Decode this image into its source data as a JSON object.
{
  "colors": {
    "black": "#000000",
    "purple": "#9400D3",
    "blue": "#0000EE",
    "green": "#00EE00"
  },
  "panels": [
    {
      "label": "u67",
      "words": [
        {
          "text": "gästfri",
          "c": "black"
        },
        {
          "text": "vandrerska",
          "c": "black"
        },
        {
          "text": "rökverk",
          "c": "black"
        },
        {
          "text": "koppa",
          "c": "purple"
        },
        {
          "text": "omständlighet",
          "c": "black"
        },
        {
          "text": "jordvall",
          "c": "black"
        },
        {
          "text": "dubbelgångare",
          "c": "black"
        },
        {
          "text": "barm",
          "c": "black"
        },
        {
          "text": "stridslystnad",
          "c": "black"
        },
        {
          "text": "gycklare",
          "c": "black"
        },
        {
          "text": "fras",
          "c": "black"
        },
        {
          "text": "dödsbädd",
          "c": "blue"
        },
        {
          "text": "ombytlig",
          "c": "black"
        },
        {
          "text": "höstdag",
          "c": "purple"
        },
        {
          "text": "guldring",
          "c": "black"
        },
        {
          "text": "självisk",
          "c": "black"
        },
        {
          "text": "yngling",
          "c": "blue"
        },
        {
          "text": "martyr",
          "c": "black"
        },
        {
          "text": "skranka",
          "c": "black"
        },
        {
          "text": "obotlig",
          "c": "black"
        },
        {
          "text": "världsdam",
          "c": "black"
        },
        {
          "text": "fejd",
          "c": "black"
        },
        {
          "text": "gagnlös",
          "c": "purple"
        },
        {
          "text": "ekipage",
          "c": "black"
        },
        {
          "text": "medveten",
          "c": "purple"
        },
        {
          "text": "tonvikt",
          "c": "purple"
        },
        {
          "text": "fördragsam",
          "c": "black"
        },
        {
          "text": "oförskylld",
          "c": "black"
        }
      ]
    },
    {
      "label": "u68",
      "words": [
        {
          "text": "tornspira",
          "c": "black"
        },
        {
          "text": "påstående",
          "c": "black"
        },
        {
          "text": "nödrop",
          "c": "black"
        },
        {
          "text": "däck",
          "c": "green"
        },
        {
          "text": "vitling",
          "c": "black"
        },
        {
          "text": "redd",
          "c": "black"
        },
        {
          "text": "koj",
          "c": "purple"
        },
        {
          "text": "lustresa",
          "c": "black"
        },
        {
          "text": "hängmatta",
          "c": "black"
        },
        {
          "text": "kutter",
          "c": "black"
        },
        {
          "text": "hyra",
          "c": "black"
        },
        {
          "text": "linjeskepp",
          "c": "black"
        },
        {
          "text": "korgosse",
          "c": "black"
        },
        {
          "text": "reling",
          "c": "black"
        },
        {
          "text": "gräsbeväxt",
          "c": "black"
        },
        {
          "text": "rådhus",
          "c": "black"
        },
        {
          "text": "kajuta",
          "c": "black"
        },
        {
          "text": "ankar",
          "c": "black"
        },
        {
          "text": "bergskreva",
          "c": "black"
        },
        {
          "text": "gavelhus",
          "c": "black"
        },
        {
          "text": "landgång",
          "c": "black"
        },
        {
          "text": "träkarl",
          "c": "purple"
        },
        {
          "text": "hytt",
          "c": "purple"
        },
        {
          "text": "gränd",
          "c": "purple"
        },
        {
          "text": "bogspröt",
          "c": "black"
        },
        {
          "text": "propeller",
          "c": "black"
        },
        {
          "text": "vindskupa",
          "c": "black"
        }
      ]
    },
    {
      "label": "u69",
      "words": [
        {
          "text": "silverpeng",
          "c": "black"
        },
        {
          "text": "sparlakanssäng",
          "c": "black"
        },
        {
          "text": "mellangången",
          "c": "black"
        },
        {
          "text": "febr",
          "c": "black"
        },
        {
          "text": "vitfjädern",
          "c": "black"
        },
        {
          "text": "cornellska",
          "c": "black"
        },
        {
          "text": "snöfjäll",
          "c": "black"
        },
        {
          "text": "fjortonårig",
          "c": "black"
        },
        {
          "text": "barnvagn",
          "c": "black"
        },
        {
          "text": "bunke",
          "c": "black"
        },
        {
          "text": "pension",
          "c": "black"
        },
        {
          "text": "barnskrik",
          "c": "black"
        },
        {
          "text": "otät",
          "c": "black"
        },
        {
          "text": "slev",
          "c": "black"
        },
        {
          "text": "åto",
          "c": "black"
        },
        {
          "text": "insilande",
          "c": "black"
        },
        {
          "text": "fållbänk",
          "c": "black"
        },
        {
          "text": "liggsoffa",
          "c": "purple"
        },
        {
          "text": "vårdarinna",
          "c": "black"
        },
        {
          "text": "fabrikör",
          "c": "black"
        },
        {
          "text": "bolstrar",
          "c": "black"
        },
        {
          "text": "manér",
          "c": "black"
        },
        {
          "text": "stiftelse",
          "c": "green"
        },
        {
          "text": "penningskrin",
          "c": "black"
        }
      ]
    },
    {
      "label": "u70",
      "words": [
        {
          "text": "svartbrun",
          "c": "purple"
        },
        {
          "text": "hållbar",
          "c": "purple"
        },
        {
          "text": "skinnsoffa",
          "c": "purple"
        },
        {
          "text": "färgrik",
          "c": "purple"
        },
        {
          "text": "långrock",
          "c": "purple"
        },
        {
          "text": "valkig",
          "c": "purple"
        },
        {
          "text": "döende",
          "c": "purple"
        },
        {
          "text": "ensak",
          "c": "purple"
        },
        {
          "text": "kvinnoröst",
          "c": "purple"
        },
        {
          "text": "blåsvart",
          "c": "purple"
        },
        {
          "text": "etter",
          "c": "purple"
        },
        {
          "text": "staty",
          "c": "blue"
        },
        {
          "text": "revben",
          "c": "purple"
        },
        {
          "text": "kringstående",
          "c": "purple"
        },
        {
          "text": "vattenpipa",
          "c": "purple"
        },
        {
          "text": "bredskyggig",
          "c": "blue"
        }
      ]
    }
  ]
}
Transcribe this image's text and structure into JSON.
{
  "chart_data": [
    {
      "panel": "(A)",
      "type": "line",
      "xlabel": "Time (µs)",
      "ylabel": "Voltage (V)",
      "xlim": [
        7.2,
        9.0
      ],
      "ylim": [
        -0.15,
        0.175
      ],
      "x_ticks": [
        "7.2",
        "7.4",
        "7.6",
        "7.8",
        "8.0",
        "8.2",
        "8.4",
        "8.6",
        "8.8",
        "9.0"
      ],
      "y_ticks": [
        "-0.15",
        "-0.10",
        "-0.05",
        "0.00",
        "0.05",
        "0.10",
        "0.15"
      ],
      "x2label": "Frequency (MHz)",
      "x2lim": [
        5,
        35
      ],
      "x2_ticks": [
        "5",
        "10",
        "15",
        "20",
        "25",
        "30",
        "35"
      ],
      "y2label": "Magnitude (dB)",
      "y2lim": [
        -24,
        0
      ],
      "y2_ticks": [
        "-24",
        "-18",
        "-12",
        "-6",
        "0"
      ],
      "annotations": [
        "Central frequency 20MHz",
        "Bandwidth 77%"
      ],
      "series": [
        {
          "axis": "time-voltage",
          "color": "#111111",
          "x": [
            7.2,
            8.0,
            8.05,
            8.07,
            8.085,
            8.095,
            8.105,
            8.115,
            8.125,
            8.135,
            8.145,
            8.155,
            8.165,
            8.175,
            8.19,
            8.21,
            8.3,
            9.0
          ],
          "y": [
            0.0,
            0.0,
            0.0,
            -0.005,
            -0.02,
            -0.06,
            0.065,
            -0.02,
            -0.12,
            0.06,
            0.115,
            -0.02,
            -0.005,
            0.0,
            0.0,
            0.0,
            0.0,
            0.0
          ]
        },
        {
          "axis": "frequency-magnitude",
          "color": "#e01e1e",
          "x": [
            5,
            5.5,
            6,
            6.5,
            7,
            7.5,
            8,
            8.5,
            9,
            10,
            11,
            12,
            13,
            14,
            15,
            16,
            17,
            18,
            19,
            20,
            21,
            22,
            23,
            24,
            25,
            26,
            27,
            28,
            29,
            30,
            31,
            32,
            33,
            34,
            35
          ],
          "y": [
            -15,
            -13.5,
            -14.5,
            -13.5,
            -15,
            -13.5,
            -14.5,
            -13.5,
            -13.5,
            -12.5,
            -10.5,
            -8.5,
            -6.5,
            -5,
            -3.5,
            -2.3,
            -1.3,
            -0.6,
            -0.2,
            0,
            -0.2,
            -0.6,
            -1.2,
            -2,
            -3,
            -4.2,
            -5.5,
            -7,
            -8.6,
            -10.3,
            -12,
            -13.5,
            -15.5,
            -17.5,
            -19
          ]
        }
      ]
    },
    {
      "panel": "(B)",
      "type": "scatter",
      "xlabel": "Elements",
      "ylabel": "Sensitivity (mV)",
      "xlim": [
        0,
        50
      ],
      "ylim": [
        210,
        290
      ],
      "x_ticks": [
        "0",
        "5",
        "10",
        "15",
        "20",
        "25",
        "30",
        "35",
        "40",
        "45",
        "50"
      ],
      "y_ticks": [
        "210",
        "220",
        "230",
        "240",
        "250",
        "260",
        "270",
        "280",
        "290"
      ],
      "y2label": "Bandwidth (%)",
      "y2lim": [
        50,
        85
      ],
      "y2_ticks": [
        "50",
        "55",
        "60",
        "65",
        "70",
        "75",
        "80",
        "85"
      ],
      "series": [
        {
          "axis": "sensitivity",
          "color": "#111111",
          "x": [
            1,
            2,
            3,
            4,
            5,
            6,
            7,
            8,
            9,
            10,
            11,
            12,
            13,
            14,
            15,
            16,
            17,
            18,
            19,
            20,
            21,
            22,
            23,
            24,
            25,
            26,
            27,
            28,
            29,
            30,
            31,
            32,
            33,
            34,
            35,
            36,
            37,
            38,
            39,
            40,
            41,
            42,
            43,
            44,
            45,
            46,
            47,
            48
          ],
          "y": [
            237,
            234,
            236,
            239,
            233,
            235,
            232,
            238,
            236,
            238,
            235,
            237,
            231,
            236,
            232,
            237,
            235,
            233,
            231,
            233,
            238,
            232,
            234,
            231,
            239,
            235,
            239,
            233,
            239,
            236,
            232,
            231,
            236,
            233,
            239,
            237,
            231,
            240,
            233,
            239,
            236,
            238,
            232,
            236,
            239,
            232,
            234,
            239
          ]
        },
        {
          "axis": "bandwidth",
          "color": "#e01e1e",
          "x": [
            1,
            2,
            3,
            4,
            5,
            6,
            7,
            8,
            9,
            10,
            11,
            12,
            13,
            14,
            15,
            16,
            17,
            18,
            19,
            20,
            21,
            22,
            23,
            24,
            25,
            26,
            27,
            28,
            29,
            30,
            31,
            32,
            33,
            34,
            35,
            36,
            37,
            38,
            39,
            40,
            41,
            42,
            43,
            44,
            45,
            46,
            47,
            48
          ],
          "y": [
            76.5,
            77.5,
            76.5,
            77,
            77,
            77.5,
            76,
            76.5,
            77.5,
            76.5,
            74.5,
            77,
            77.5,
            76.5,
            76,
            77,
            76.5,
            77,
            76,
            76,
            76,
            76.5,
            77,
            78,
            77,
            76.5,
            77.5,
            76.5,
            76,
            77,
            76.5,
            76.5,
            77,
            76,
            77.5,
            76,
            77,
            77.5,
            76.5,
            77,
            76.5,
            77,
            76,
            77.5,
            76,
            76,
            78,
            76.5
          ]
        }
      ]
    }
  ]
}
◇ ◇ ◇
- _Problem statement_
In the listing, find each line with the string "axis" and copy it.

- _Reply_
          "axis": "time-voltage",
          "axis": "frequency-magnitude",
          "axis": "sensitivity",
          "axis": "bandwidth",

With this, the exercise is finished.